## What to work on
Copy out all the lines exactly. Omit pictures.

(Source data)
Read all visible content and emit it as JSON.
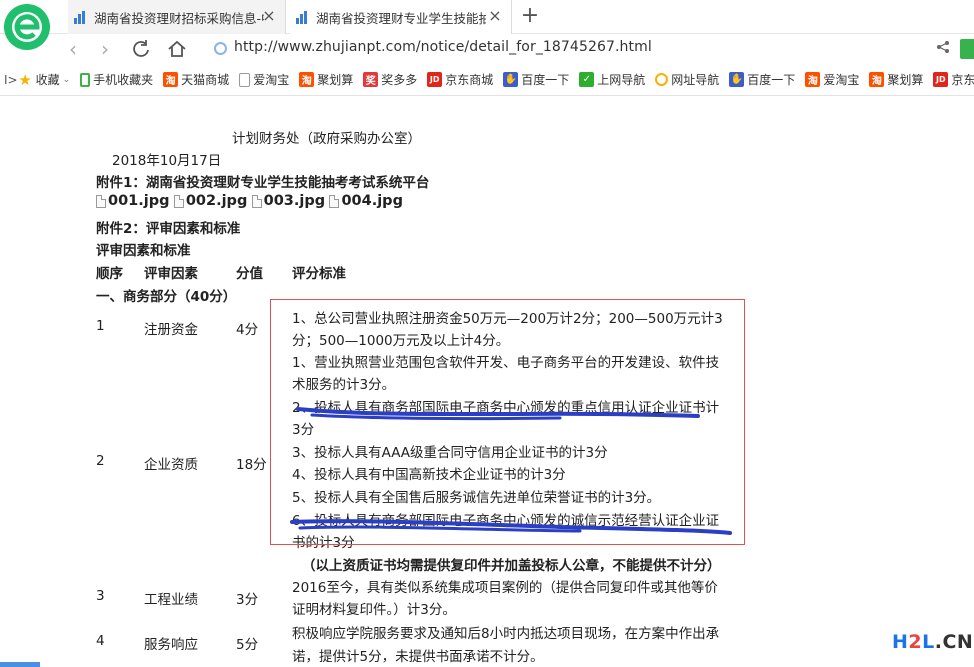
{
  "browser": {
    "tabs": [
      {
        "title": "湖南省投资理财招标采购信息-中",
        "active": false
      },
      {
        "title": "湖南省投资理财专业学生技能抽考",
        "active": true
      }
    ],
    "close_glyph": "×",
    "new_tab_glyph": "+",
    "url": "http://www.zhujianpt.com/notice/detail_for_18745267.html"
  },
  "bookmarks": [
    {
      "label": "收藏",
      "icon": "star-icon"
    },
    {
      "label": "手机收藏夹",
      "icon": "phone-icon"
    },
    {
      "label": "天猫商城",
      "icon": "tao-icon"
    },
    {
      "label": "爱淘宝",
      "icon": "page-icon"
    },
    {
      "label": "聚划算",
      "icon": "tao-icon"
    },
    {
      "label": "奖多多",
      "icon": "jiang-icon"
    },
    {
      "label": "京东商城",
      "icon": "jd-icon"
    },
    {
      "label": "百度一下",
      "icon": "baidu-icon"
    },
    {
      "label": "上网导航",
      "icon": "hao-icon"
    },
    {
      "label": "网址导航",
      "icon": "nav-icon"
    },
    {
      "label": "百度一下",
      "icon": "baidu-icon"
    },
    {
      "label": "爱淘宝",
      "icon": "tao-icon"
    },
    {
      "label": "聚划算",
      "icon": "tao-icon"
    },
    {
      "label": "京东",
      "icon": "jd-icon"
    }
  ],
  "doc": {
    "org": "计划财务处（政府采购办公室）",
    "date": "2018年10月17日",
    "attachment1_title": "附件1：湖南省投资理财专业学生技能抽考考试系统平台",
    "files": [
      "001.jpg",
      "002.jpg",
      "003.jpg",
      "004.jpg"
    ],
    "attachment2_title": "附件2：评审因素和标准",
    "section_title": "评审因素和标准",
    "headers": {
      "no": "顺序",
      "factor": "评审因素",
      "score": "分值",
      "criteria": "评分标准"
    },
    "business_section": "一、商务部分（40分）",
    "rows": [
      {
        "no": "1",
        "factor": "注册资金",
        "score": "4分"
      },
      {
        "no": "2",
        "factor": "企业资质",
        "score": "18分"
      },
      {
        "no": "3",
        "factor": "工程业绩",
        "score": "3分"
      },
      {
        "no": "4",
        "factor": "服务响应",
        "score": "5分"
      }
    ],
    "criteria_lines": [
      "1、总公司营业执照注册资金50万元—200万计2分；200—500万元计3",
      "分；500—1000万元及以上计4分。",
      "1、营业执照营业范围包含软件开发、电子商务平台的开发建设、软件技",
      "术服务的计3分。",
      "2、投标人具有商务部国际电子商务中心颁发的重点信用认证企业证书计",
      "3分",
      "3、投标人具有AAA级重合同守信用企业证书的计3分",
      "4、投标人具有中国高新技术企业证书的计3分",
      "5、投标人具有全国售后服务诚信先进单位荣誉证书的计3分。",
      "6、投标人具有商务部国际电子商务中心颁发的诚信示范经营认证企业证",
      "书的计3分"
    ],
    "note": "（以上资质证书均需提供复印件并加盖投标人公章，不能提供不计分）",
    "performance_lines": [
      "2016至今，具有类似系统集成项目案例的（提供合同复印件或其他等价",
      "证明材料复印件。）计3分。"
    ],
    "response_lines": [
      "积极响应学院服务要求及通知后8小时内抵达项目现场，在方案中作出承",
      "诺，提供计5分，未提供书面承诺不计分。"
    ]
  },
  "watermark": {
    "h": "H",
    "two": "2",
    "l": "L",
    "cn": ".CN"
  },
  "colors": {
    "accent": "#1fbf6e",
    "highlight_box": "#d9534f",
    "scribble": "#2b3fc4"
  }
}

## The answer
Read all visible content and emit it as JSON.
{
  "browser": {
    "tabs": [
      {
        "title": "湖南省投资理财招标采购信息-中",
        "active": false
      },
      {
        "title": "湖南省投资理财专业学生技能抽考",
        "active": true
      }
    ],
    "close_glyph": "×",
    "new_tab_glyph": "+",
    "url": "http://www.zhujianpt.com/notice/detail_for_18745267.html"
  },
  "bookmarks": [
    {
      "label": "收藏",
      "icon": "star-icon"
    },
    {
      "label": "手机收藏夹",
      "icon": "phone-icon"
    },
    {
      "label": "天猫商城",
      "icon": "tao-icon"
    },
    {
      "label": "爱淘宝",
      "icon": "page-icon"
    },
    {
      "label": "聚划算",
      "icon": "tao-icon"
    },
    {
      "label": "奖多多",
      "icon": "jiang-icon"
    },
    {
      "label": "京东商城",
      "icon": "jd-icon"
    },
    {
      "label": "百度一下",
      "icon": "baidu-icon"
    },
    {
      "label": "上网导航",
      "icon": "hao-icon"
    },
    {
      "label": "网址导航",
      "icon": "nav-icon"
    },
    {
      "label": "百度一下",
      "icon": "baidu-icon"
    },
    {
      "label": "爱淘宝",
      "icon": "tao-icon"
    },
    {
      "label": "聚划算",
      "icon": "tao-icon"
    },
    {
      "label": "京东",
      "icon": "jd-icon"
    }
  ],
  "doc": {
    "org": "计划财务处（政府采购办公室）",
    "date": "2018年10月17日",
    "attachment1_title": "附件1：湖南省投资理财专业学生技能抽考考试系统平台",
    "files": [
      "001.jpg",
      "002.jpg",
      "003.jpg",
      "004.jpg"
    ],
    "attachment2_title": "附件2：评审因素和标准",
    "section_title": "评审因素和标准",
    "headers": {
      "no": "顺序",
      "factor": "评审因素",
      "score": "分值",
      "criteria": "评分标准"
    },
    "business_section": "一、商务部分（40分）",
    "rows": [
      {
        "no": "1",
        "factor": "注册资金",
        "score": "4分"
      },
      {
        "no": "2",
        "factor": "企业资质",
        "score": "18分"
      },
      {
        "no": "3",
        "factor": "工程业绩",
        "score": "3分"
      },
      {
        "no": "4",
        "factor": "服务响应",
        "score": "5分"
      }
    ],
    "criteria_lines": [
      "1、总公司营业执照注册资金50万元—200万计2分；200—500万元计3",
      "分；500—1000万元及以上计4分。",
      "1、营业执照营业范围包含软件开发、电子商务平台的开发建设、软件技",
      "术服务的计3分。",
      "2、投标人具有商务部国际电子商务中心颁发的重点信用认证企业证书计",
      "3分",
      "3、投标人具有AAA级重合同守信用企业证书的计3分",
      "4、投标人具有中国高新技术企业证书的计3分",
      "5、投标人具有全国售后服务诚信先进单位荣誉证书的计3分。",
      "6、投标人具有商务部国际电子商务中心颁发的诚信示范经营认证企业证",
      "书的计3分"
    ],
    "note": "（以上资质证书均需提供复印件并加盖投标人公章，不能提供不计分）",
    "performance_lines": [
      "2016至今，具有类似系统集成项目案例的（提供合同复印件或其他等价",
      "证明材料复印件。）计3分。"
    ],
    "response_lines": [
      "积极响应学院服务要求及通知后8小时内抵达项目现场，在方案中作出承",
      "诺，提供计5分，未提供书面承诺不计分。"
    ]
  },
  "watermark": {
    "h": "H",
    "two": "2",
    "l": "L",
    "cn": ".CN"
  },
  "colors": {
    "accent": "#1fbf6e",
    "highlight_box": "#d9534f",
    "scribble": "#2b3fc4"
  }
}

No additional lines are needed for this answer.